### Exercise goal
Every record is to be duplicated exactly as it reads, without its images.

Input Start Marker

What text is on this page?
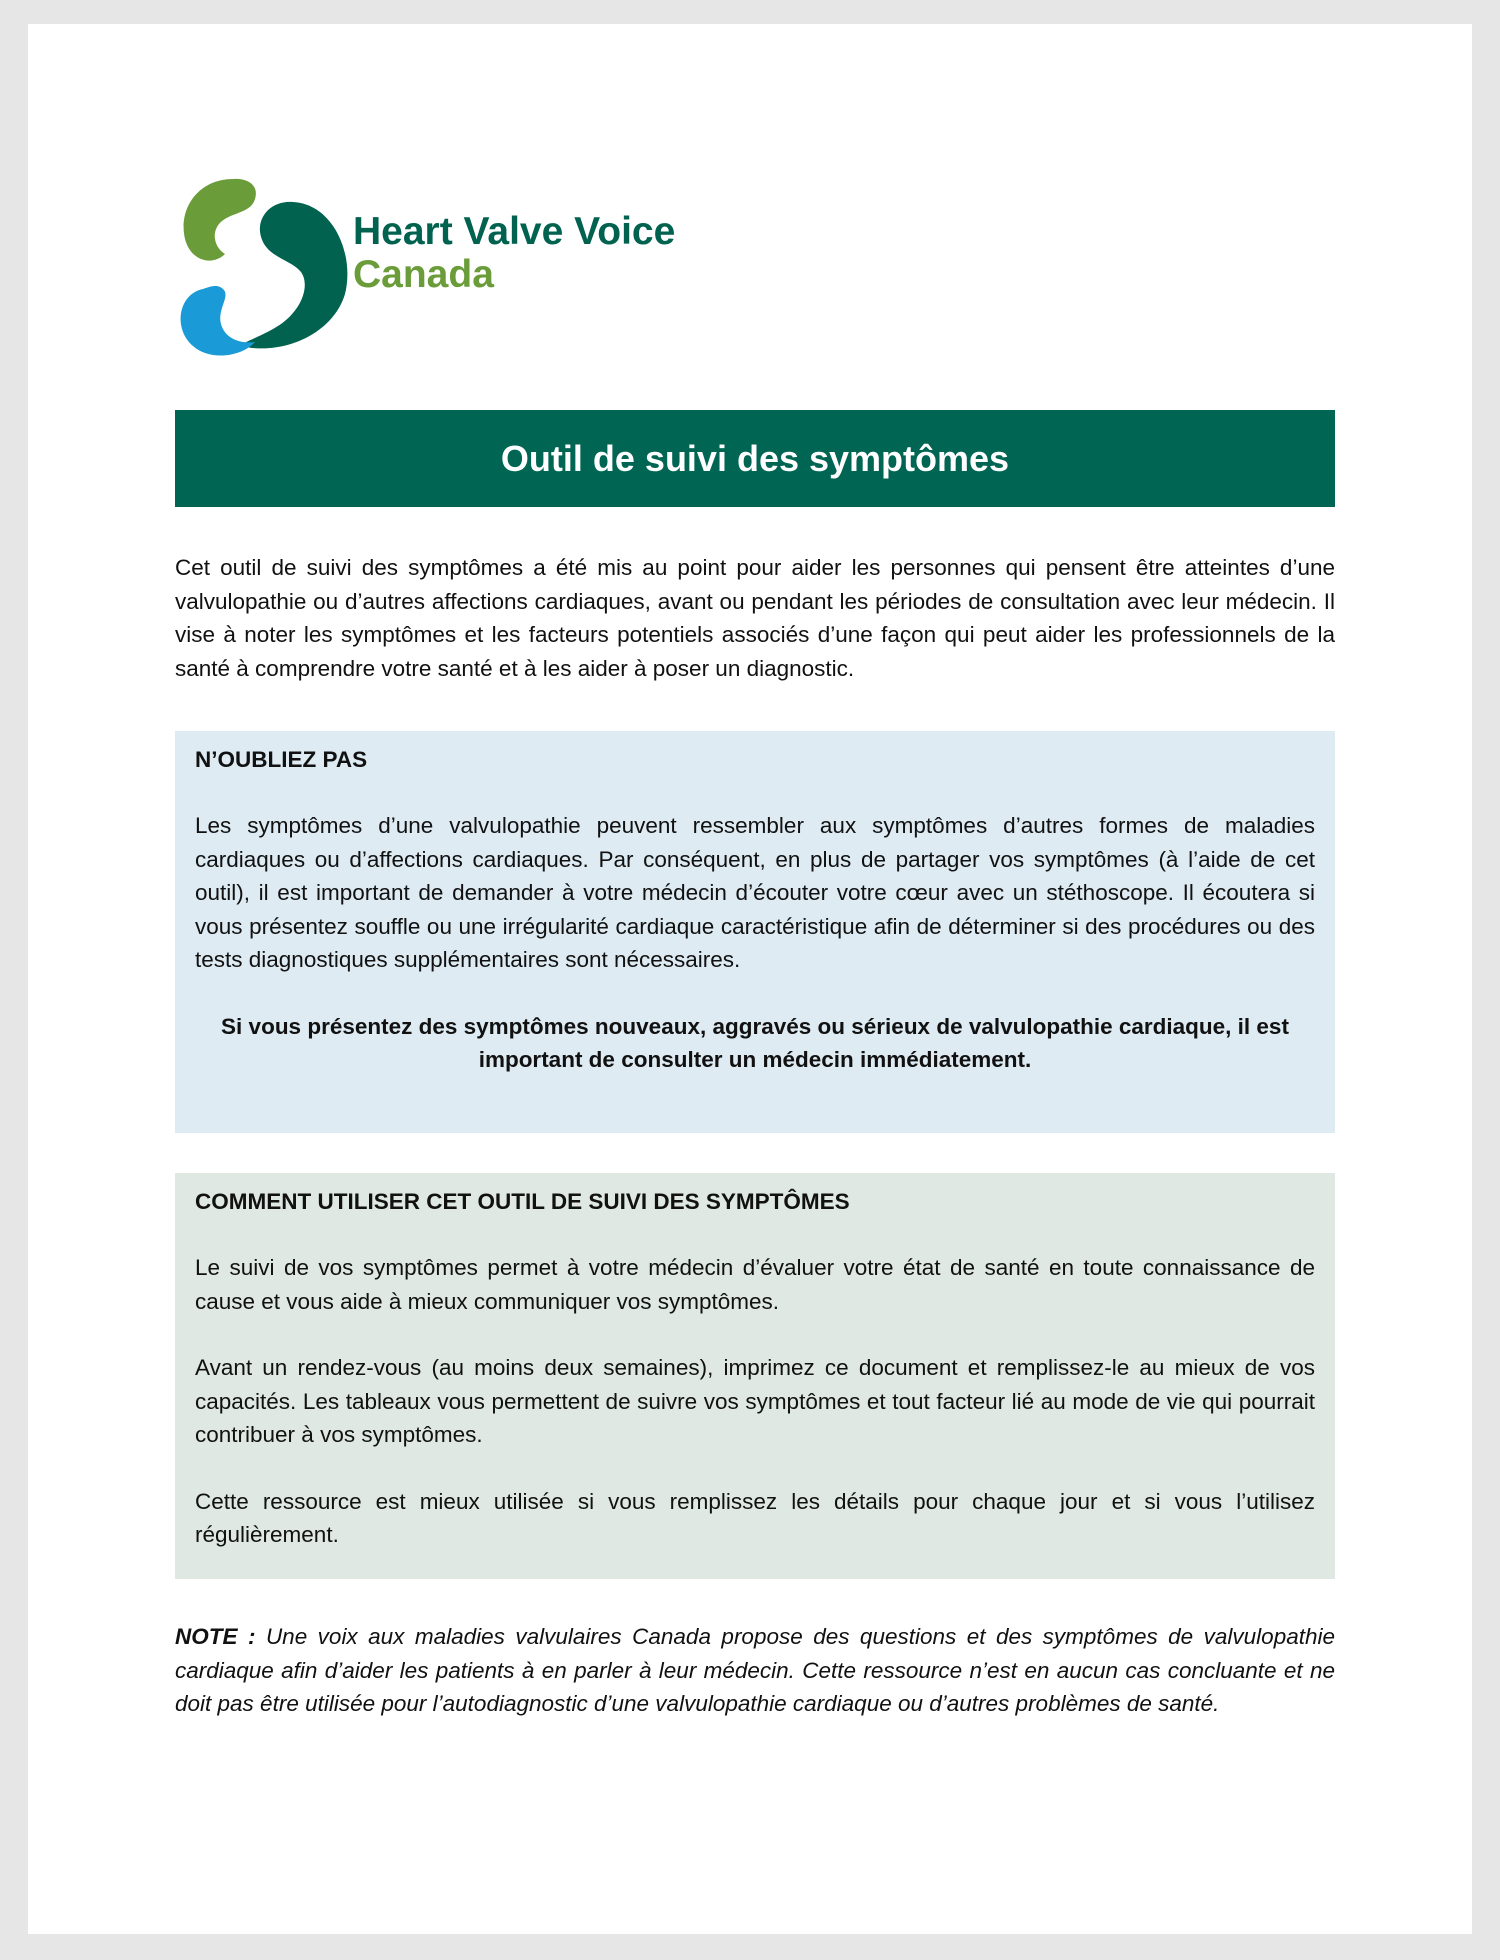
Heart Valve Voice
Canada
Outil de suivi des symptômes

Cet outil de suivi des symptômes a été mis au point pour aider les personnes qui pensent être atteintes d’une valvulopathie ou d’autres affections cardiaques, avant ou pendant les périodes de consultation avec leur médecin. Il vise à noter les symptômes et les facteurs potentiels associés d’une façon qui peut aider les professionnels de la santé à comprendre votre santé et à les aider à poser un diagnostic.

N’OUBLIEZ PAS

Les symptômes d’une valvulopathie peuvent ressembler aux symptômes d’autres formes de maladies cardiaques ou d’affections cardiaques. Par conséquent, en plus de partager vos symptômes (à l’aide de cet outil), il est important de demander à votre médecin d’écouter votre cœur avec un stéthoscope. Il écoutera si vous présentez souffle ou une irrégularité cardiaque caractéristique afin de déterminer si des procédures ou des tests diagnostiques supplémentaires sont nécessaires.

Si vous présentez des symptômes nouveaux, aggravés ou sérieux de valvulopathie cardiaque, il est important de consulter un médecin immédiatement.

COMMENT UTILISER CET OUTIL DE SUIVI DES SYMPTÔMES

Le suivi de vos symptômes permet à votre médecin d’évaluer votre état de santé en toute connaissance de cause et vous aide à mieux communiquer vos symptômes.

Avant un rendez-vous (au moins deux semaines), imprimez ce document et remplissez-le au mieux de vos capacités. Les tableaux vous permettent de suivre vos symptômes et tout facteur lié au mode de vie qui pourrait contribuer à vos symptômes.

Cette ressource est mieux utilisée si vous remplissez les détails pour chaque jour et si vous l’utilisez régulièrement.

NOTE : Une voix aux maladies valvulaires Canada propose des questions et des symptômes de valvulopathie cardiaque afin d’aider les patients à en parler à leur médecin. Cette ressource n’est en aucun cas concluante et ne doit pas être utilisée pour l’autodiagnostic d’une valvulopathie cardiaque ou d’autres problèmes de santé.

Input End Marker

### Task response
What text is on this page?
Heart Valve Voice
Canada
Outil de suivi des symptômes

Cet outil de suivi des symptômes a été mis au point pour aider les personnes qui pensent être atteintes d’une valvulopathie ou d’autres affections cardiaques, avant ou pendant les périodes de consultation avec leur médecin. Il vise à noter les symptômes et les facteurs potentiels associés d’une façon qui peut aider les professionnels de la santé à comprendre votre santé et à les aider à poser un diagnostic.

N’OUBLIEZ PAS

Les symptômes d’une valvulopathie peuvent ressembler aux symptômes d’autres formes de maladies cardiaques ou d’affections cardiaques. Par conséquent, en plus de partager vos symptômes (à l’aide de cet outil), il est important de demander à votre médecin d’écouter votre cœur avec un stéthoscope. Il écoutera si vous présentez souffle ou une irrégularité cardiaque caractéristique afin de déterminer si des procédures ou des tests diagnostiques supplémentaires sont nécessaires.

Si vous présentez des symptômes nouveaux, aggravés ou sérieux de valvulopathie cardiaque, il est important de consulter un médecin immédiatement.

COMMENT UTILISER CET OUTIL DE SUIVI DES SYMPTÔMES

Le suivi de vos symptômes permet à votre médecin d’évaluer votre état de santé en toute connaissance de cause et vous aide à mieux communiquer vos symptômes.

Avant un rendez-vous (au moins deux semaines), imprimez ce document et remplissez-le au mieux de vos capacités. Les tableaux vous permettent de suivre vos symptômes et tout facteur lié au mode de vie qui pourrait contribuer à vos symptômes.

Cette ressource est mieux utilisée si vous remplissez les détails pour chaque jour et si vous l’utilisez régulièrement.

NOTE : Une voix aux maladies valvulaires Canada propose des questions et des symptômes de valvulopathie cardiaque afin d’aider les patients à en parler à leur médecin. Cette ressource n’est en aucun cas concluante et ne doit pas être utilisée pour l’autodiagnostic d’une valvulopathie cardiaque ou d’autres problèmes de santé.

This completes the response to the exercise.